## PROBLEM
Include in the output the line containing "Output the text content of this document." and each subsequent line of the records, through the end, transcribed exactly. Add nothing else.
--- Start ---
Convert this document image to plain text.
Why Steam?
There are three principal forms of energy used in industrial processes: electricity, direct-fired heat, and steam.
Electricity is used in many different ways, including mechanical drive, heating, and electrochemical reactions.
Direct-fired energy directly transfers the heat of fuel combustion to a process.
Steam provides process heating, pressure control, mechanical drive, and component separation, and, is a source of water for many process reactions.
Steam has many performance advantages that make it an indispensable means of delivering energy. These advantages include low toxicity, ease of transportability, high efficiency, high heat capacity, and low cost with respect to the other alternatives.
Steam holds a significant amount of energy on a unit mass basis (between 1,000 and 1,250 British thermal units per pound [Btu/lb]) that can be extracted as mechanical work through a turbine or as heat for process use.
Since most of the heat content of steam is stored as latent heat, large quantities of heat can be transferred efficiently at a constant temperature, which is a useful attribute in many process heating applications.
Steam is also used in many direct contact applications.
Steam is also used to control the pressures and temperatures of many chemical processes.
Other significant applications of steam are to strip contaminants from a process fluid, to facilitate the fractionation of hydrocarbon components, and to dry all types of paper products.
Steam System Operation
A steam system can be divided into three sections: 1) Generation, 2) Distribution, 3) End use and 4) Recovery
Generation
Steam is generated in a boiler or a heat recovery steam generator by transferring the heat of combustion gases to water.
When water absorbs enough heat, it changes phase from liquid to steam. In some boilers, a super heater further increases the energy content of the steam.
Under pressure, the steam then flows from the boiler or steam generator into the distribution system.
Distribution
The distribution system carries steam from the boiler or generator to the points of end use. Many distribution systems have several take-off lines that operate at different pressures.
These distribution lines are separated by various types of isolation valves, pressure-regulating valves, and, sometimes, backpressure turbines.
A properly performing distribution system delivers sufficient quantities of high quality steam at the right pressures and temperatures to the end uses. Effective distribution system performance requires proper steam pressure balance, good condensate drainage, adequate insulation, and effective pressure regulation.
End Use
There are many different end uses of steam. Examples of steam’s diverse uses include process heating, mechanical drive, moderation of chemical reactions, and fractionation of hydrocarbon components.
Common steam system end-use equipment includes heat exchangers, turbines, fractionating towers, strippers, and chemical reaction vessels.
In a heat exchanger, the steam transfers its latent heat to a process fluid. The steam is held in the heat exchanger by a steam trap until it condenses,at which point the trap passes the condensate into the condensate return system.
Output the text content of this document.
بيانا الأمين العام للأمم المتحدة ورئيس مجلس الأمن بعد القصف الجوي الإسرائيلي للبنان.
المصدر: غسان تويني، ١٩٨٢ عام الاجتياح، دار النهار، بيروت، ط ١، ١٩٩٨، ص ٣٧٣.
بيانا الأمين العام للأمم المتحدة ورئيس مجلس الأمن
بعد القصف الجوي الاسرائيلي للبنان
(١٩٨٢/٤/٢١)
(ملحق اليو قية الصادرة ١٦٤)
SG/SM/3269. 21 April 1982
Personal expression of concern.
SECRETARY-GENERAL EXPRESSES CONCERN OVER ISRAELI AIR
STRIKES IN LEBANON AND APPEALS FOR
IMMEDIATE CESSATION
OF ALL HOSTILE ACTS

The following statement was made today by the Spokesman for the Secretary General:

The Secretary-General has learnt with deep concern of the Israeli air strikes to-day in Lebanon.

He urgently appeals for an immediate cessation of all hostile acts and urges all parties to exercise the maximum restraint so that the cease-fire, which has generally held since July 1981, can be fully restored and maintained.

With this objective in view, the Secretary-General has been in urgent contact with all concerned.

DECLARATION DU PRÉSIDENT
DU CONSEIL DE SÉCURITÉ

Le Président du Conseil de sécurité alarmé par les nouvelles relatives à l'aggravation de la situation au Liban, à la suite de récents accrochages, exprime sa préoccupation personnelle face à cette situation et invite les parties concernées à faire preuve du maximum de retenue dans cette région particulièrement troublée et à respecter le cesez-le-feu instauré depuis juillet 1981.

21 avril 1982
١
--- End ---
## OUTPUT FOR THIS EXERCISE
Output the text content of this document.
بيانا الأمين العام للأمم المتحدة ورئيس مجلس الأمن بعد القصف الجوي الإسرائيلي للبنان.
المصدر: غسان تويني، ١٩٨٢ عام الاجتياح، دار النهار، بيروت، ط ١، ١٩٩٨، ص ٣٧٣.
بيانا الأمين العام للأمم المتحدة ورئيس مجلس الأمن
بعد القصف الجوي الاسرائيلي للبنان
(١٩٨٢/٤/٢١)
(ملحق اليو قية الصادرة ١٦٤)
SG/SM/3269. 21 April 1982
Personal expression of concern.
SECRETARY-GENERAL EXPRESSES CONCERN OVER ISRAELI AIR
STRIKES IN LEBANON AND APPEALS FOR
IMMEDIATE CESSATION
OF ALL HOSTILE ACTS

The following statement was made today by the Spokesman for the Secretary General:

The Secretary-General has learnt with deep concern of the Israeli air strikes to-day in Lebanon.

He urgently appeals for an immediate cessation of all hostile acts and urges all parties to exercise the maximum restraint so that the cease-fire, which has generally held since July 1981, can be fully restored and maintained.

With this objective in view, the Secretary-General has been in urgent contact with all concerned.

DECLARATION DU PRÉSIDENT
DU CONSEIL DE SÉCURITÉ

Le Président du Conseil de sécurité alarmé par les nouvelles relatives à l'aggravation de la situation au Liban, à la suite de récents accrochages, exprime sa préoccupation personnelle face à cette situation et invite les parties concernées à faire preuve du maximum de retenue dans cette région particulièrement troublée et à respecter le cesez-le-feu instauré depuis juillet 1981.

21 avril 1982
١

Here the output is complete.